**Problem statement:** Extract the data from its first line through the line containing "star (381, 515, 385, 519)", inclusive, and reproduce those lines verbatim.

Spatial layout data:
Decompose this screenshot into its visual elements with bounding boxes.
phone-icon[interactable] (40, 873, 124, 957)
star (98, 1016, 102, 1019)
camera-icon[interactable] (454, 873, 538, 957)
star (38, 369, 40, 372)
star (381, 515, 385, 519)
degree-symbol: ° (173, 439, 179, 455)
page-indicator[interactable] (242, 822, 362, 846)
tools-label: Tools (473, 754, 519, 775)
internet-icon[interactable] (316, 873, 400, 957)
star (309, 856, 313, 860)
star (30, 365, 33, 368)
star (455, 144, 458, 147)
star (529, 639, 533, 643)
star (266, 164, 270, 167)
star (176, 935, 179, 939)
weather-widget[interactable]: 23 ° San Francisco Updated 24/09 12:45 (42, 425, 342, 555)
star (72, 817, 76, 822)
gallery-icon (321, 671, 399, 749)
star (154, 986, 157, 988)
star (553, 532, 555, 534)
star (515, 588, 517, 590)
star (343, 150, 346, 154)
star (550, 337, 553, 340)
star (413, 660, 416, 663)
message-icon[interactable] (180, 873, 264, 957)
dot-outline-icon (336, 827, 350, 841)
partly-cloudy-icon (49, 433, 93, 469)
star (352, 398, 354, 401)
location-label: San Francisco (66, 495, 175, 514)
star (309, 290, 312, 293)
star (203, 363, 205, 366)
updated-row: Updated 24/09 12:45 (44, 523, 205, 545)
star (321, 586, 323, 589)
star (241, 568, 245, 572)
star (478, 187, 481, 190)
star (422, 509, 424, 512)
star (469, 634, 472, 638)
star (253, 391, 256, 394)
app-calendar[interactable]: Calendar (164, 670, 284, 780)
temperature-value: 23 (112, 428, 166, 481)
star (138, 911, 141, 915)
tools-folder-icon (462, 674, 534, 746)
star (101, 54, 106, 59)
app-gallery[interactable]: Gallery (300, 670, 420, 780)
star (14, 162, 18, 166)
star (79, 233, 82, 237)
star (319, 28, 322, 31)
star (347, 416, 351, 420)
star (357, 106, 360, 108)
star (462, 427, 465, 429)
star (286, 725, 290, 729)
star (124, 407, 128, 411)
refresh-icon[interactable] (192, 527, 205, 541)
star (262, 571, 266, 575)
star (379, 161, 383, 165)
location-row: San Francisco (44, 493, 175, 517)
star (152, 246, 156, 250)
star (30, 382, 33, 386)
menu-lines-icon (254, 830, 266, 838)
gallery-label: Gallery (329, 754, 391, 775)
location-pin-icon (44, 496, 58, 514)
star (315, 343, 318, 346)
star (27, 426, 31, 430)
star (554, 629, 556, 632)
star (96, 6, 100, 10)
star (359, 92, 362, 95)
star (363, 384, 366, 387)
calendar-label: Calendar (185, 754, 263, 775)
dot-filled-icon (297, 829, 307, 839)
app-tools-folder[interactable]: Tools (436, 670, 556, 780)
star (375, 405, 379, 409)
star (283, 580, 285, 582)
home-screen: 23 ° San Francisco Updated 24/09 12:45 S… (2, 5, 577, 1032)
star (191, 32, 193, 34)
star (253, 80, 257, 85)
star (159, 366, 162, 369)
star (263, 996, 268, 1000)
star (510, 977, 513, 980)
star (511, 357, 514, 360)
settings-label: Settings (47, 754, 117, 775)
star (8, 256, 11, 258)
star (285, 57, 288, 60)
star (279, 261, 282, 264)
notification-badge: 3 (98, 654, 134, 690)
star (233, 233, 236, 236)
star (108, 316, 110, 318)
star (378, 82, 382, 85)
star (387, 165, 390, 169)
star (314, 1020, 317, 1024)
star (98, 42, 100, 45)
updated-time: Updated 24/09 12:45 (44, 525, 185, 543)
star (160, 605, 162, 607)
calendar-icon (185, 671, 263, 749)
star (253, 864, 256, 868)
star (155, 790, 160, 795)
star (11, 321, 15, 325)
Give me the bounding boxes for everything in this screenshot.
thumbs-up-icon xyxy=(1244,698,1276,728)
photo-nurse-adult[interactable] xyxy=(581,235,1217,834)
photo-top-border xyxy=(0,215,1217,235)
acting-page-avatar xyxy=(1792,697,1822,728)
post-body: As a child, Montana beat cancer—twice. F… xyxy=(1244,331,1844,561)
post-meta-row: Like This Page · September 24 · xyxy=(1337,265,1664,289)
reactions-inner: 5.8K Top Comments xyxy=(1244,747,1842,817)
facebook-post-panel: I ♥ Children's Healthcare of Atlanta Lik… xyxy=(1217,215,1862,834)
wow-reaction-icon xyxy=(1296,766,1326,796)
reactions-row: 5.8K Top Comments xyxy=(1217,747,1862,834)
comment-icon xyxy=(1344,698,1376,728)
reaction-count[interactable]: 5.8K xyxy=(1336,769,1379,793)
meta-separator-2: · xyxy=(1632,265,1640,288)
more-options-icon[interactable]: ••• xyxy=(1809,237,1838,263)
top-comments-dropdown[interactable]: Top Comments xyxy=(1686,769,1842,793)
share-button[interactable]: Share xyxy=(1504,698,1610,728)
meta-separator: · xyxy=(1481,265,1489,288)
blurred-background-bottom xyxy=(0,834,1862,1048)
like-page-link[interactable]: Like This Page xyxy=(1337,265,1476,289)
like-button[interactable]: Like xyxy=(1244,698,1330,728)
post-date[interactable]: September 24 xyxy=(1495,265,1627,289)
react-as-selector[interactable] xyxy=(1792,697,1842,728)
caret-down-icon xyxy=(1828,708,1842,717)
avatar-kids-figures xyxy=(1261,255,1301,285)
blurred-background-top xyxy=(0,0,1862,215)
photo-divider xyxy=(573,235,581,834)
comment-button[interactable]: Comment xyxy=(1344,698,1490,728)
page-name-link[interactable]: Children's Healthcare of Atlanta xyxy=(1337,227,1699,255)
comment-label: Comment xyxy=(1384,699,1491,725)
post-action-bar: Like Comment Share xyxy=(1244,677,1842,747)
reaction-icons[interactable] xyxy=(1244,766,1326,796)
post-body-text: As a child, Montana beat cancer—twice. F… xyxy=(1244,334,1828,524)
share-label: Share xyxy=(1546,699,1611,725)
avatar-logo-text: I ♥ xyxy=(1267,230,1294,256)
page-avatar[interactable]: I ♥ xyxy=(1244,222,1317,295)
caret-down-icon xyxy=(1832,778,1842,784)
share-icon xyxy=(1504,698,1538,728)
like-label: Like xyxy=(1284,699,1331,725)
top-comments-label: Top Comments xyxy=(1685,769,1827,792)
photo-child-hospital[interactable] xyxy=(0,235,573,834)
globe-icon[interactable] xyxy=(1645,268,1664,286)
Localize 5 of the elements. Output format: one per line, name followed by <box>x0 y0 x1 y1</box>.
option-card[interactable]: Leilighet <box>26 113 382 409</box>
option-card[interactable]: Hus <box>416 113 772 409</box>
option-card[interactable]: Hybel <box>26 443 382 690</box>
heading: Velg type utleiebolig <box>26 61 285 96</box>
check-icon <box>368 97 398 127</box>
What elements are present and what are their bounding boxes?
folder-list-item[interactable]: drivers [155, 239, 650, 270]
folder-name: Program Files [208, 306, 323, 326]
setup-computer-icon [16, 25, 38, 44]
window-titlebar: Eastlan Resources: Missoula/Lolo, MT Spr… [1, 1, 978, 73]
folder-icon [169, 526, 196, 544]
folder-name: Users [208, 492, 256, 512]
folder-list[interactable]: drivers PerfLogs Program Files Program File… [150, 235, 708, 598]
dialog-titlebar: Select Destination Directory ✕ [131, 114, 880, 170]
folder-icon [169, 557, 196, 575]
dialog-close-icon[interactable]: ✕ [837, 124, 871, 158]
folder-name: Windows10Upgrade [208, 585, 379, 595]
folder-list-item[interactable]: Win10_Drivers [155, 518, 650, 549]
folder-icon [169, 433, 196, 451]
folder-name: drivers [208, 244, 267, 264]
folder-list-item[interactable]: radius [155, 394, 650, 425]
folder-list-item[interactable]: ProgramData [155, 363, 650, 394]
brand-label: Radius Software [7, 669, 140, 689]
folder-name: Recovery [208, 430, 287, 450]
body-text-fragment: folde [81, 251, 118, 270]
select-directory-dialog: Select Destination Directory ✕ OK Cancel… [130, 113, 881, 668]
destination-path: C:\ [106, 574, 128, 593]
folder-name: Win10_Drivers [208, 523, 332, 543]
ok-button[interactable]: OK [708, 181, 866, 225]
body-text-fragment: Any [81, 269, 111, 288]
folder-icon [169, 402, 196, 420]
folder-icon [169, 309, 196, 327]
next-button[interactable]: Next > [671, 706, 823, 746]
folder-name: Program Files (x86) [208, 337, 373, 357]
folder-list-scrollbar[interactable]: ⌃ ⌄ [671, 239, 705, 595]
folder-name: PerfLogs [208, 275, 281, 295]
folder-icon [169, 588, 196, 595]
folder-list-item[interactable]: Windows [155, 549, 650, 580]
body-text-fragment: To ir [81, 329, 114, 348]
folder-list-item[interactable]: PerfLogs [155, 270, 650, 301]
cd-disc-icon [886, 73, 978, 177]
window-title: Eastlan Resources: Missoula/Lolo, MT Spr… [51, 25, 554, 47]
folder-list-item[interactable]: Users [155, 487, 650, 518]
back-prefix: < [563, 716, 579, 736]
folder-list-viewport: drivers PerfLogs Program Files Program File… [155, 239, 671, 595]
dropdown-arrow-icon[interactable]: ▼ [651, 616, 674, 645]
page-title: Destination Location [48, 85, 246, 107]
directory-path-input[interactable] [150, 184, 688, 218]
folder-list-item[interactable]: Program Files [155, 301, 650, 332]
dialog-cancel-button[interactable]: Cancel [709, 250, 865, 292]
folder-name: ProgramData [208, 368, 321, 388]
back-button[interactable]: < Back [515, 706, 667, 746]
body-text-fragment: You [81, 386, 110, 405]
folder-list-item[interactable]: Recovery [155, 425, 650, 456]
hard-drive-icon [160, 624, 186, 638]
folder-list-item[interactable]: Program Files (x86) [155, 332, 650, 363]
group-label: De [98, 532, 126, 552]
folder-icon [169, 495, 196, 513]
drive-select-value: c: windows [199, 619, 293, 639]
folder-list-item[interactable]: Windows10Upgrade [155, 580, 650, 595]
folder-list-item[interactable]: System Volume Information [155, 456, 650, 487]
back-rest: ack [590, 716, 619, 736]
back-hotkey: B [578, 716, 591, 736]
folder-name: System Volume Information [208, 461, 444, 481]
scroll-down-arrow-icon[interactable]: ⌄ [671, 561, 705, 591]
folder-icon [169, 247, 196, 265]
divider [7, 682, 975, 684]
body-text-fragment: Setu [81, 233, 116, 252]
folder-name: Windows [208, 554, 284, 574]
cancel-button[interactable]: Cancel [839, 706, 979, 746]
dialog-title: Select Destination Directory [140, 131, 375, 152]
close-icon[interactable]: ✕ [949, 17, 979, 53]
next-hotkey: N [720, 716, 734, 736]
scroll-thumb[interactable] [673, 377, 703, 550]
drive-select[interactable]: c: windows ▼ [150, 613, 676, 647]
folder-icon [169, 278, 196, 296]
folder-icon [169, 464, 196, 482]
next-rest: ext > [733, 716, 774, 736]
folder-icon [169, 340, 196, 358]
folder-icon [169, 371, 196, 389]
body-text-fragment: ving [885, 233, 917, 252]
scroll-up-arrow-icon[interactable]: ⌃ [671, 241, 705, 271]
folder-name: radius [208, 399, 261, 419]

**Final answer:**
Decompose this screenshot into its visual elements with bounding boxes.
phone-icon[interactable] (40, 873, 124, 957)
star (98, 1016, 102, 1019)
camera-icon[interactable] (454, 873, 538, 957)
star (38, 369, 40, 372)
star (381, 515, 385, 519)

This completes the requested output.